** Start **

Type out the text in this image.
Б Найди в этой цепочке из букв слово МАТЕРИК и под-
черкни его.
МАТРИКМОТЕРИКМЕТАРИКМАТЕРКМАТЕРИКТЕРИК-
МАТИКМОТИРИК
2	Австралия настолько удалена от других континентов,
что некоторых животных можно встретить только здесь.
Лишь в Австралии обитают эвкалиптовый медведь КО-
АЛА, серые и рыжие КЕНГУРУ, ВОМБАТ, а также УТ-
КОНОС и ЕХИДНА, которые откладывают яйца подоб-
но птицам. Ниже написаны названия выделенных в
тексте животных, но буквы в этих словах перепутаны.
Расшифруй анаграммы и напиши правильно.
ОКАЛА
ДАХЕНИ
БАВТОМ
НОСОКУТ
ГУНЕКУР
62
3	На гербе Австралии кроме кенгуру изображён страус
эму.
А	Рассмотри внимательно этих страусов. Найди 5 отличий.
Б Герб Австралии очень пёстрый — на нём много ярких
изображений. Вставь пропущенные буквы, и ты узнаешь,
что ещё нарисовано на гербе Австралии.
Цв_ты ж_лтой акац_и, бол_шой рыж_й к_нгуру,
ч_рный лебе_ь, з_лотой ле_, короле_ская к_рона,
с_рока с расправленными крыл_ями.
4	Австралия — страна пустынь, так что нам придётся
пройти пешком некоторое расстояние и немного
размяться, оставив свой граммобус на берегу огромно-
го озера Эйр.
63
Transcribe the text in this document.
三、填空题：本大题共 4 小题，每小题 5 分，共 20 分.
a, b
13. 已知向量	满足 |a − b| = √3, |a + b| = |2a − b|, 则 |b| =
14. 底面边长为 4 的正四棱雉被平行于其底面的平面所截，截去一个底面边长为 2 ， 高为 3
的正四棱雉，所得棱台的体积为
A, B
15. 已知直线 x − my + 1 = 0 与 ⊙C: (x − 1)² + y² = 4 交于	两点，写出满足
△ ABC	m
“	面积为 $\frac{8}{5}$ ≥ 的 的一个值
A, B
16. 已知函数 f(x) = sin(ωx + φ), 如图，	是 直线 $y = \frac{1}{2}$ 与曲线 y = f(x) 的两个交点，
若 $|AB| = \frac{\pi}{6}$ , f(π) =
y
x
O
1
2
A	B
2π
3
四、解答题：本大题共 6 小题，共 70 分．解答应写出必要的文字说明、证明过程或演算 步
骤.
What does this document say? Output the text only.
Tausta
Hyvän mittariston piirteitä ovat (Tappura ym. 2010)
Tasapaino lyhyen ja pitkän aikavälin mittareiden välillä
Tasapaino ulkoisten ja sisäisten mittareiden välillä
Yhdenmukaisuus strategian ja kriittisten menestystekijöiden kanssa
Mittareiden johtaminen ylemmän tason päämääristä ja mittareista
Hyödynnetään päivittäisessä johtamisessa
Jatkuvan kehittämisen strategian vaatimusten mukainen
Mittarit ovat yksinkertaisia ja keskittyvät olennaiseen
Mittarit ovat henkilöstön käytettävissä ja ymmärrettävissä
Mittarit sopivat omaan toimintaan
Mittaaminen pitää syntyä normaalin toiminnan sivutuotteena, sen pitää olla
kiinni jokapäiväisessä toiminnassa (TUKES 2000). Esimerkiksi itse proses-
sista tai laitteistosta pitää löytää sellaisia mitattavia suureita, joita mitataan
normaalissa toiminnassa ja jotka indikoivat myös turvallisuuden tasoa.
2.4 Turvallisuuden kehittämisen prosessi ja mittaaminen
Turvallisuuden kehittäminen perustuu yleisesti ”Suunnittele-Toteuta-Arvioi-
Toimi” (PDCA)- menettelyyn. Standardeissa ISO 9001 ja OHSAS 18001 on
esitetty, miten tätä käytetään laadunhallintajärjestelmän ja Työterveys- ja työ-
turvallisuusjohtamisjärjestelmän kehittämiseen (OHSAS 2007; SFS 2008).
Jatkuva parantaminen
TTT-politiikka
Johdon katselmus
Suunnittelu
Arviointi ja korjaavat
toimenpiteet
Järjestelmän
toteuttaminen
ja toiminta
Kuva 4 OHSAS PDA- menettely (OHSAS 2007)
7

** End **

▸ **Exercise requirements**
List all lines from the entries that include the word "kehittämisen".

▸ **Exercise response**
Jatkuvan kehittämisen strategian vaatimusten mukainen
2.4 Turvallisuuden kehittämisen prosessi ja mittaaminen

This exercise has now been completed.